TASK TO COMPLETE = Your task is to restate the data word for word.

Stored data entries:

# # #

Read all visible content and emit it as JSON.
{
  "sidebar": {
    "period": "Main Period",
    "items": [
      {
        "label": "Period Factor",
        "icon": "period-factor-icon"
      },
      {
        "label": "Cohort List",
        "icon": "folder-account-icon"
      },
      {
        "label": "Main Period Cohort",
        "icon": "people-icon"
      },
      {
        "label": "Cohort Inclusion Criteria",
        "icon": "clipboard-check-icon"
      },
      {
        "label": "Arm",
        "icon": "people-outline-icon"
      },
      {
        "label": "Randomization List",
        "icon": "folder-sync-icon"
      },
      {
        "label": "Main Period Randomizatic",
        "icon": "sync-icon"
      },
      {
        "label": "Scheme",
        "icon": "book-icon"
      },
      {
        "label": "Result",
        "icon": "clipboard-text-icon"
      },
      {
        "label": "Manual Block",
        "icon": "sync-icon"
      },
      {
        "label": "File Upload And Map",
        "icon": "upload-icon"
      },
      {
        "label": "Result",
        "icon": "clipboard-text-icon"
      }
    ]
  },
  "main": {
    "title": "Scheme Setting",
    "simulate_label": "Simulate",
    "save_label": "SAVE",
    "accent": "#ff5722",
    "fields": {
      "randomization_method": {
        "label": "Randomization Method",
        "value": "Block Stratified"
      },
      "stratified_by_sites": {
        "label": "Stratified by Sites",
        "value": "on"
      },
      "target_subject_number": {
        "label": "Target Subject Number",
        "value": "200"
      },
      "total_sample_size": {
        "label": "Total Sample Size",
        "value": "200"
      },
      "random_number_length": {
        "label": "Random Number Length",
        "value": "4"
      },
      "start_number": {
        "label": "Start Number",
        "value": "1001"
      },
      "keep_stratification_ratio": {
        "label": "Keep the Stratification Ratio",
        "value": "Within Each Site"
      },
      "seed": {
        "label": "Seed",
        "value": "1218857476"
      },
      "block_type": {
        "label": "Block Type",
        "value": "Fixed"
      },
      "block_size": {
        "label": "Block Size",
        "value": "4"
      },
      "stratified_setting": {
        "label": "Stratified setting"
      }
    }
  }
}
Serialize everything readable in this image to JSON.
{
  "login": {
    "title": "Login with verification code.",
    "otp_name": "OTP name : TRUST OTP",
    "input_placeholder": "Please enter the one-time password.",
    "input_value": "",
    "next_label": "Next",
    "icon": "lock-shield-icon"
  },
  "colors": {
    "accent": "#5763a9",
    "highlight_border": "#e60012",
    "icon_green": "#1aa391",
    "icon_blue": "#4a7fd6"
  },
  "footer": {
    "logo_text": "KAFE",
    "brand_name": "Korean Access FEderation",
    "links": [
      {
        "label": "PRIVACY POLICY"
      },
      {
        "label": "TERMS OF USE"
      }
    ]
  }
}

# # #

SOLUTION FOR THIS EXERCISE =
Read all visible content and emit it as JSON.
{
  "sidebar": {
    "period": "Main Period",
    "items": [
      {
        "label": "Period Factor",
        "icon": "period-factor-icon"
      },
      {
        "label": "Cohort List",
        "icon": "folder-account-icon"
      },
      {
        "label": "Main Period Cohort",
        "icon": "people-icon"
      },
      {
        "label": "Cohort Inclusion Criteria",
        "icon": "clipboard-check-icon"
      },
      {
        "label": "Arm",
        "icon": "people-outline-icon"
      },
      {
        "label": "Randomization List",
        "icon": "folder-sync-icon"
      },
      {
        "label": "Main Period Randomizatic",
        "icon": "sync-icon"
      },
      {
        "label": "Scheme",
        "icon": "book-icon"
      },
      {
        "label": "Result",
        "icon": "clipboard-text-icon"
      },
      {
        "label": "Manual Block",
        "icon": "sync-icon"
      },
      {
        "label": "File Upload And Map",
        "icon": "upload-icon"
      },
      {
        "label": "Result",
        "icon": "clipboard-text-icon"
      }
    ]
  },
  "main": {
    "title": "Scheme Setting",
    "simulate_label": "Simulate",
    "save_label": "SAVE",
    "accent": "#ff5722",
    "fields": {
      "randomization_method": {
        "label": "Randomization Method",
        "value": "Block Stratified"
      },
      "stratified_by_sites": {
        "label": "Stratified by Sites",
        "value": "on"
      },
      "target_subject_number": {
        "label": "Target Subject Number",
        "value": "200"
      },
      "total_sample_size": {
        "label": "Total Sample Size",
        "value": "200"
      },
      "random_number_length": {
        "label": "Random Number Length",
        "value": "4"
      },
      "start_number": {
        "label": "Start Number",
        "value": "1001"
      },
      "keep_stratification_ratio": {
        "label": "Keep the Stratification Ratio",
        "value": "Within Each Site"
      },
      "seed": {
        "label": "Seed",
        "value": "1218857476"
      },
      "block_type": {
        "label": "Block Type",
        "value": "Fixed"
      },
      "block_size": {
        "label": "Block Size",
        "value": "4"
      },
      "stratified_setting": {
        "label": "Stratified setting"
      }
    }
  }
}
Serialize everything readable in this image to JSON.
{
  "login": {
    "title": "Login with verification code.",
    "otp_name": "OTP name : TRUST OTP",
    "input_placeholder": "Please enter the one-time password.",
    "input_value": "",
    "next_label": "Next",
    "icon": "lock-shield-icon"
  },
  "colors": {
    "accent": "#5763a9",
    "highlight_border": "#e60012",
    "icon_green": "#1aa391",
    "icon_blue": "#4a7fd6"
  },
  "footer": {
    "logo_text": "KAFE",
    "brand_name": "Korean Access FEderation",
    "links": [
      {
        "label": "PRIVACY POLICY"
      },
      {
        "label": "TERMS OF USE"
      }
    ]
  }
}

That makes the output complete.